'''

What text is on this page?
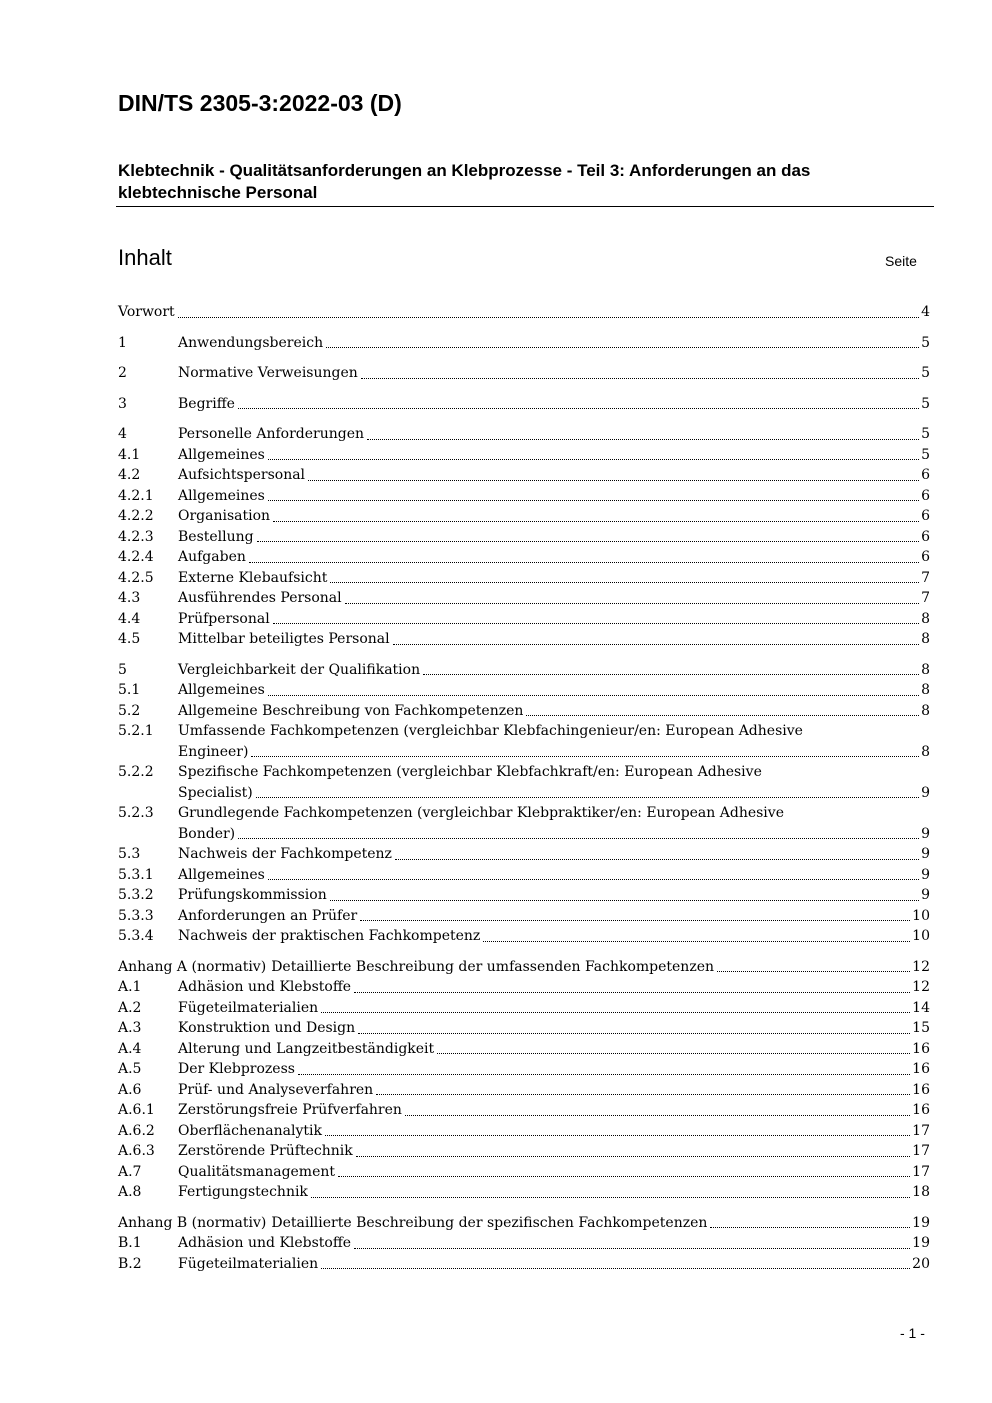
DIN/TS 2305-3:2022-03 (D)
Klebtechnik - Qualitätsanforderungen an Klebprozesse - Teil 3: Anforderungen an das klebtechnische Personal
Inhalt	Seite
Vorwort	4
1	Anwendungsbereich	5
2	Normative Verweisungen	5
3	Begriffe	5
4	Personelle Anforderungen	5
4.1	Allgemeines	5
4.2	Aufsichtspersonal	6
4.2.1	Allgemeines	6
4.2.2	Organisation	6
4.2.3	Bestellung	6
4.2.4	Aufgaben	6
4.2.5	Externe Klebaufsicht	7
4.3	Ausführendes Personal	7
4.4	Prüfpersonal	8
4.5	Mittelbar beteiligtes Personal	8
5	Vergleichbarkeit der Qualifikation	8
5.1	Allgemeines	8
5.2	Allgemeine Beschreibung von Fachkompetenzen	8
5.2.1	Umfassende Fachkompetenzen (vergleichbar Klebfachingenieur/en: European Adhesive
Engineer)	8
5.2.2	Spezifische Fachkompetenzen (vergleichbar Klebfachkraft/en: European Adhesive
Specialist)	9
5.2.3	Grundlegende Fachkompetenzen (vergleichbar Klebpraktiker/en: European Adhesive
Bonder)	9
5.3	Nachweis der Fachkompetenz	9
5.3.1	Allgemeines	9
5.3.2	Prüfungskommission	9
5.3.3	Anforderungen an Prüfer	10
5.3.4	Nachweis der praktischen Fachkompetenz	10
Anhang A (normativ) Detaillierte Beschreibung der umfassenden Fachkompetenzen	12
A.1	Adhäsion und Klebstoffe	12
A.2	Fügeteilmaterialien	14
A.3	Konstruktion und Design	15
A.4	Alterung und Langzeitbeständigkeit	16
A.5	Der Klebprozess	16
A.6	Prüf- und Analyseverfahren	16
A.6.1	Zerstörungsfreie Prüfverfahren	16
A.6.2	Oberflächenanalytik	17
A.6.3	Zerstörende Prüftechnik	17
A.7	Qualitätsmanagement	17
A.8	Fertigungstechnik	18
Anhang B (normativ) Detaillierte Beschreibung der spezifischen Fachkompetenzen	19
B.1	Adhäsion und Klebstoffe	19
B.2	Fügeteilmaterialien	20
- 1 -
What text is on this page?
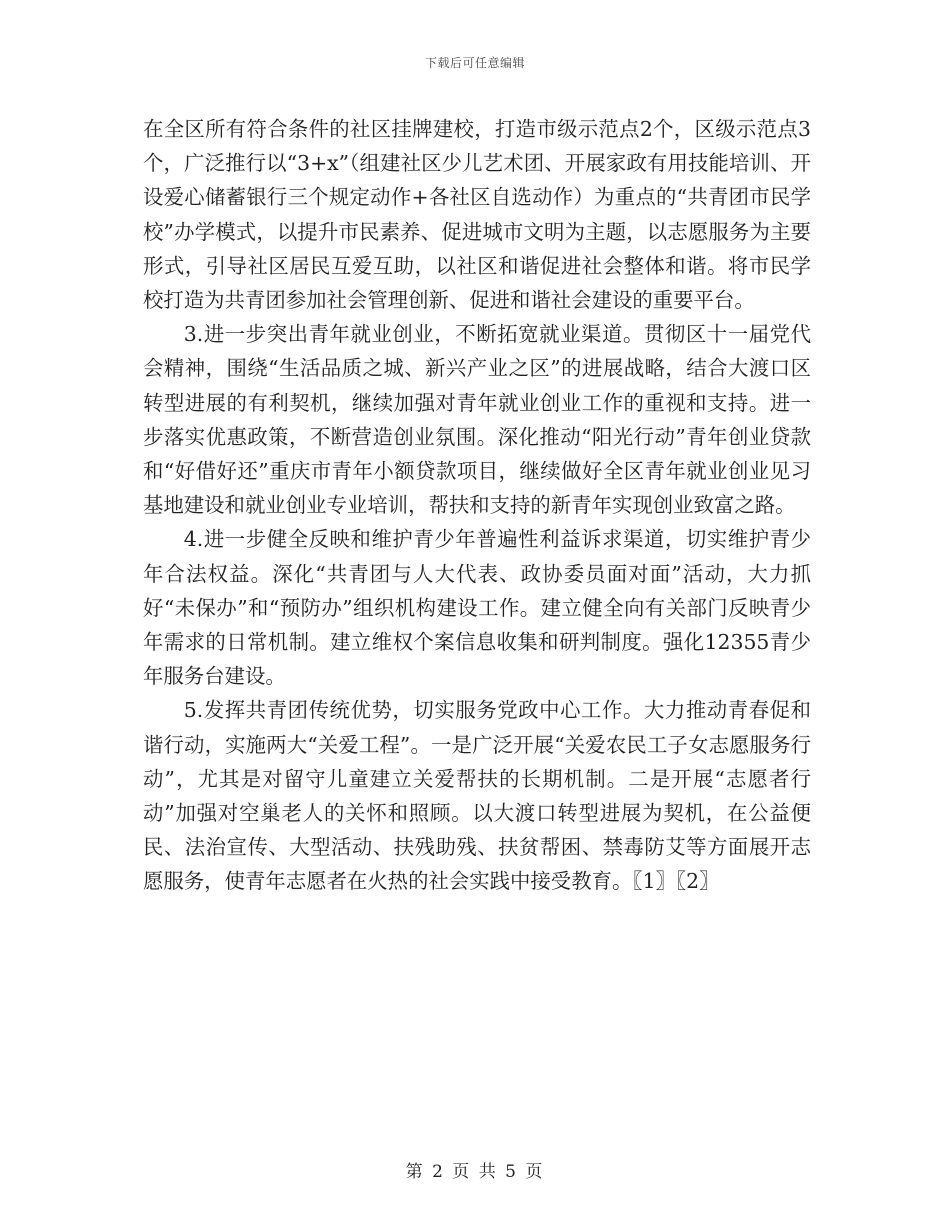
下载后可任意编辑

在全区所有符合条件的社区挂牌建校，打造市级示范点2个，区级示范点3个，广泛推行以“3+x”（组建社区少儿艺术团、开展家政有用技能培训、开设爱心储蓄银行三个规定动作+各社区自选动作）为重点的“共青团市民学校”办学模式，以提升市民素养、促进城市文明为主题，以志愿服务为主要形式，引导社区居民互爱互助，以社区和谐促进社会整体和谐。将市民学校打造为共青团参加社会管理创新、促进和谐社会建设的重要平台。

3.进一步突出青年就业创业，不断拓宽就业渠道。贯彻区十一届党代会精神，围绕“生活品质之城、新兴产业之区”的进展战略，结合大渡口区转型进展的有利契机，继续加强对青年就业创业工作的重视和支持。进一步落实优惠政策，不断营造创业氛围。深化推动“阳光行动”青年创业贷款和“好借好还”重庆市青年小额贷款项目，继续做好全区青年就业创业见习基地建设和就业创业专业培训，帮扶和支持的新青年实现创业致富之路。

4.进一步健全反映和维护青少年普遍性利益诉求渠道，切实维护青少年合法权益。深化“共青团与人大代表、政协委员面对面”活动，大力抓好“未保办”和“预防办”组织机构建设工作。建立健全向有关部门反映青少年需求的日常机制。建立维权个案信息收集和研判制度。强化12355青少年服务台建设。

5.发挥共青团传统优势，切实服务党政中心工作。大力推动青春促和谐行动，实施两大“关爱工程”。一是广泛开展“关爱农民工子女志愿服务行动”，尤其是对留守儿童建立关爱帮扶的长期机制。二是开展“志愿者行动”加强对空巢老人的关怀和照顾。以大渡口转型进展为契机，在公益便民、法治宣传、大型活动、扶残助残、扶贫帮困、禁毒防艾等方面展开志愿服务，使青年志愿者在火热的社会实践中接受教育。〖1〗〖2〗

第 2 页 共 5 页
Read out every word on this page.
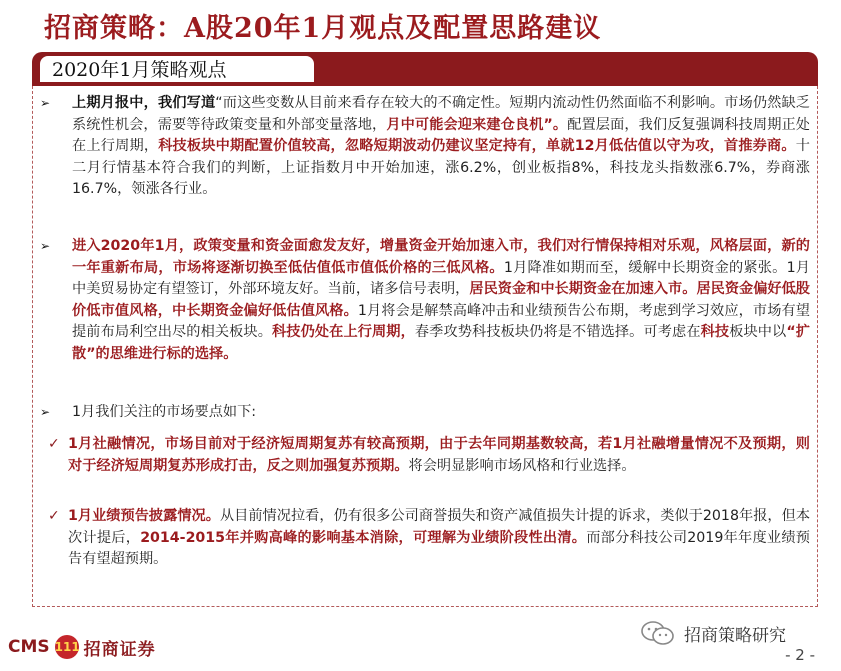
招商策略：A股20年1月观点及配置思路建议
2020年1月策略观点
➢ 上期月报中，我们写道“而这些变数从目前来看存在较大的不确定性。短期内流动性仍然面临不利影响。市场仍然缺乏系统性机会，需要等待政策变量和外部变量落地，月中可能会迎来建仓良机”。配置层面，我们反复强调科技周期正处在上行周期，科技板块中期配置价值较高，忽略短期波动仍建议坚定持有，单就12月低估值以守为攻，首推券商。十二月行情基本符合我们的判断，上证指数月中开始加速，涨6.2%，创业板指8%，科技龙头指数涨6.7%，券商涨16.7%，领涨各行业。
➢ 进入2020年1月，政策变量和资金面愈发友好，增量资金开始加速入市，我们对行情保持相对乐观，风格层面，新的一年重新布局，市场将逐渐切换至低估值低市值低价格的三低风格。1月降准如期而至，缓解中长期资金的紧张。1月中美贸易协定有望签订，外部环境友好。当前，诸多信号表明，居民资金和中长期资金在加速入市。居民资金偏好低股价低市值风格，中长期资金偏好低估值风格。1月将会是解禁高峰冲击和业绩预告公布期，考虑到学习效应，市场有望提前布局利空出尽的相关板块。科技仍处在上行周期，春季攻势科技板块仍将是不错选择。可考虑在科技板块中以“扩散”的思维进行标的选择。
➢ 1月我们关注的市场要点如下:
✓ 1月社融情况，市场目前对于经济短周期复苏有较高预期，由于去年同期基数较高，若1月社融增量情况不及预期，则对于经济短周期复苏形成打击，反之则加强复苏预期。将会明显影响市场风格和行业选择。
✓ 1月业绩预告披露情况。从目前情况拉看，仍有很多公司商誉损失和资产减值损失计提的诉求，类似于2018年报，但本次计提后，2014-2015年并购高峰的影响基本消除，可理解为业绩阶段性出清。而部分科技公司2019年年度业绩预告有望超预期。
CMS 111 招商证券
招商策略研究
- 2 -
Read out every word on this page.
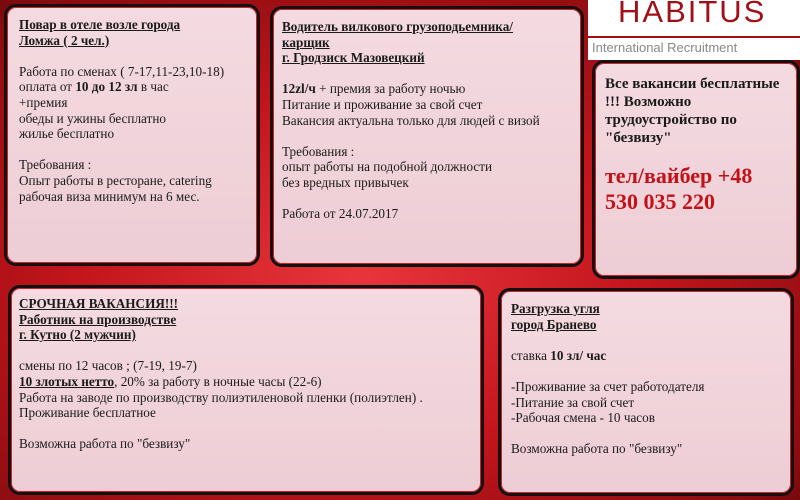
HABITUS
International Recruitment

Повар в отеле возле города

Ломжа ( 2 чел.)

Работа по сменах ( 7-17,11-23,10-18)

оплата от 10 до 12 зл в час

+премия

обеды и ужины бесплатно

жилье бесплатно

Требования :

Опыт работы в ресторане, catering

рабочая виза минимум на 6 мес.

Водитель вилкового грузоподьемника/

карщик

г. Гродзиск Мазовецкий

12zl/ч + премия за работу ночью

Питание и проживание за свой счет

Вакансия актуальна только для людей с визой

Требования :

опыт работы на подобной должности

без вредных привычек

Работа от 24.07.2017

Все вакансии бесплатные !!! Возможно трудоустройство по "безвизу"

тел/вайбер +48 530 035 220

СРОЧНАЯ ВАКАНСИЯ!!!

Работник на производстве

г. Кутно (2 мужчин)

смены по 12 часов ; (7-19, 19-7)

10 злотых нетто, 20% за работу в ночные часы (22-6)

Работа на заводе по производству полиэтиленовой пленки (полиэтлен) .

Проживание бесплатное

Возможна работа по "безвизу"

Разгрузка угля

город Бранево

ставка 10 зл/ час

-Проживание за счет работодателя

-Питание за свой счет

-Рабочая смена - 10 часов

Возможна работа по "безвизу"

'''

Restate the data above word for word. Skip every picture.

> **Solution to this exercise**:
What text is on this page?
DIN/TS 2305-3:2022-03 (D)
Klebtechnik - Qualitätsanforderungen an Klebprozesse - Teil 3: Anforderungen an das klebtechnische Personal
Inhalt	Seite
Vorwort	4
1	Anwendungsbereich	5
2	Normative Verweisungen	5
3	Begriffe	5
4	Personelle Anforderungen	5
4.1	Allgemeines	5
4.2	Aufsichtspersonal	6
4.2.1	Allgemeines	6
4.2.2	Organisation	6
4.2.3	Bestellung	6
4.2.4	Aufgaben	6
4.2.5	Externe Klebaufsicht	7
4.3	Ausführendes Personal	7
4.4	Prüfpersonal	8
4.5	Mittelbar beteiligtes Personal	8
5	Vergleichbarkeit der Qualifikation	8
5.1	Allgemeines	8
5.2	Allgemeine Beschreibung von Fachkompetenzen	8
5.2.1	Umfassende Fachkompetenzen (vergleichbar Klebfachingenieur/en: European Adhesive
Engineer)	8
5.2.2	Spezifische Fachkompetenzen (vergleichbar Klebfachkraft/en: European Adhesive
Specialist)	9
5.2.3	Grundlegende Fachkompetenzen (vergleichbar Klebpraktiker/en: European Adhesive
Bonder)	9
5.3	Nachweis der Fachkompetenz	9
5.3.1	Allgemeines	9
5.3.2	Prüfungskommission	9
5.3.3	Anforderungen an Prüfer	10
5.3.4	Nachweis der praktischen Fachkompetenz	10
Anhang A (normativ) Detaillierte Beschreibung der umfassenden Fachkompetenzen	12
A.1	Adhäsion und Klebstoffe	12
A.2	Fügeteilmaterialien	14
A.3	Konstruktion und Design	15
A.4	Alterung und Langzeitbeständigkeit	16
A.5	Der Klebprozess	16
A.6	Prüf- und Analyseverfahren	16
A.6.1	Zerstörungsfreie Prüfverfahren	16
A.6.2	Oberflächenanalytik	17
A.6.3	Zerstörende Prüftechnik	17
A.7	Qualitätsmanagement	17
A.8	Fertigungstechnik	18
Anhang B (normativ) Detaillierte Beschreibung der spezifischen Fachkompetenzen	19
B.1	Adhäsion und Klebstoffe	19
B.2	Fügeteilmaterialien	20
- 1 -
What text is on this page?
下载后可任意编辑

在全区所有符合条件的社区挂牌建校，打造市级示范点2个，区级示范点3个，广泛推行以“3+x”（组建社区少儿艺术团、开展家政有用技能培训、开设爱心储蓄银行三个规定动作+各社区自选动作）为重点的“共青团市民学校”办学模式，以提升市民素养、促进城市文明为主题，以志愿服务为主要形式，引导社区居民互爱互助，以社区和谐促进社会整体和谐。将市民学校打造为共青团参加社会管理创新、促进和谐社会建设的重要平台。

3.进一步突出青年就业创业，不断拓宽就业渠道。贯彻区十一届党代会精神，围绕“生活品质之城、新兴产业之区”的进展战略，结合大渡口区转型进展的有利契机，继续加强对青年就业创业工作的重视和支持。进一步落实优惠政策，不断营造创业氛围。深化推动“阳光行动”青年创业贷款和“好借好还”重庆市青年小额贷款项目，继续做好全区青年就业创业见习基地建设和就业创业专业培训，帮扶和支持的新青年实现创业致富之路。

4.进一步健全反映和维护青少年普遍性利益诉求渠道，切实维护青少年合法权益。深化“共青团与人大代表、政协委员面对面”活动，大力抓好“未保办”和“预防办”组织机构建设工作。建立健全向有关部门反映青少年需求的日常机制。建立维权个案信息收集和研判制度。强化12355青少年服务台建设。

5.发挥共青团传统优势，切实服务党政中心工作。大力推动青春促和谐行动，实施两大“关爱工程”。一是广泛开展“关爱农民工子女志愿服务行动”，尤其是对留守儿童建立关爱帮扶的长期机制。二是开展“志愿者行动”加强对空巢老人的关怀和照顾。以大渡口转型进展为契机，在公益便民、法治宣传、大型活动、扶残助残、扶贫帮困、禁毒防艾等方面展开志愿服务，使青年志愿者在火热的社会实践中接受教育。〖1〗〖2〗

第 2 页 共 5 页
Read out every word on this page.
招商策略：A股20年1月观点及配置思路建议
2020年1月策略观点
➢ 上期月报中，我们写道“而这些变数从目前来看存在较大的不确定性。短期内流动性仍然面临不利影响。市场仍然缺乏系统性机会，需要等待政策变量和外部变量落地，月中可能会迎来建仓良机”。配置层面，我们反复强调科技周期正处在上行周期，科技板块中期配置价值较高，忽略短期波动仍建议坚定持有，单就12月低估值以守为攻，首推券商。十二月行情基本符合我们的判断，上证指数月中开始加速，涨6.2%，创业板指8%，科技龙头指数涨6.7%，券商涨16.7%，领涨各行业。
➢ 进入2020年1月，政策变量和资金面愈发友好，增量资金开始加速入市，我们对行情保持相对乐观，风格层面，新的一年重新布局，市场将逐渐切换至低估值低市值低价格的三低风格。1月降准如期而至，缓解中长期资金的紧张。1月中美贸易协定有望签订，外部环境友好。当前，诸多信号表明，居民资金和中长期资金在加速入市。居民资金偏好低股价低市值风格，中长期资金偏好低估值风格。1月将会是解禁高峰冲击和业绩预告公布期，考虑到学习效应，市场有望提前布局利空出尽的相关板块。科技仍处在上行周期，春季攻势科技板块仍将是不错选择。可考虑在科技板块中以“扩散”的思维进行标的选择。
➢ 1月我们关注的市场要点如下:
✓ 1月社融情况，市场目前对于经济短周期复苏有较高预期，由于去年同期基数较高，若1月社融增量情况不及预期，则对于经济短周期复苏形成打击，反之则加强复苏预期。将会明显影响市场风格和行业选择。
✓ 1月业绩预告披露情况。从目前情况拉看，仍有很多公司商誉损失和资产减值损失计提的诉求，类似于2018年报，但本次计提后，2014-2015年并购高峰的影响基本消除，可理解为业绩阶段性出清。而部分科技公司2019年年度业绩预告有望超预期。
CMS 111 招商证券
招商策略研究
- 2 -
Read out every word on this page.
HABITUS
International Recruitment

Повар в отеле возле города

Ломжа ( 2 чел.)

Работа по сменах ( 7-17,11-23,10-18)

оплата от 10 до 12 зл в час

+премия

обеды и ужины бесплатно

жилье бесплатно

Требования :

Опыт работы в ресторане, catering

рабочая виза минимум на 6 мес.

Водитель вилкового грузоподьемника/

карщик

г. Гродзиск Мазовецкий

12zl/ч + премия за работу ночью

Питание и проживание за свой счет

Вакансия актуальна только для людей с визой

Требования :

опыт работы на подобной должности

без вредных привычек

Работа от 24.07.2017

Все вакансии бесплатные !!! Возможно трудоустройство по "безвизу"

тел/вайбер +48 530 035 220

СРОЧНАЯ ВАКАНСИЯ!!!

Работник на производстве

г. Кутно (2 мужчин)

смены по 12 часов ; (7-19, 19-7)

10 злотых нетто, 20% за работу в ночные часы (22-6)

Работа на заводе по производству полиэтиленовой пленки (полиэтлен) .

Проживание бесплатное

Возможна работа по "безвизу"

Разгрузка угля

город Бранево

ставка 10 зл/ час

-Проживание за счет работодателя

-Питание за свой счет

-Рабочая смена - 10 часов

Возможна работа по "безвизу"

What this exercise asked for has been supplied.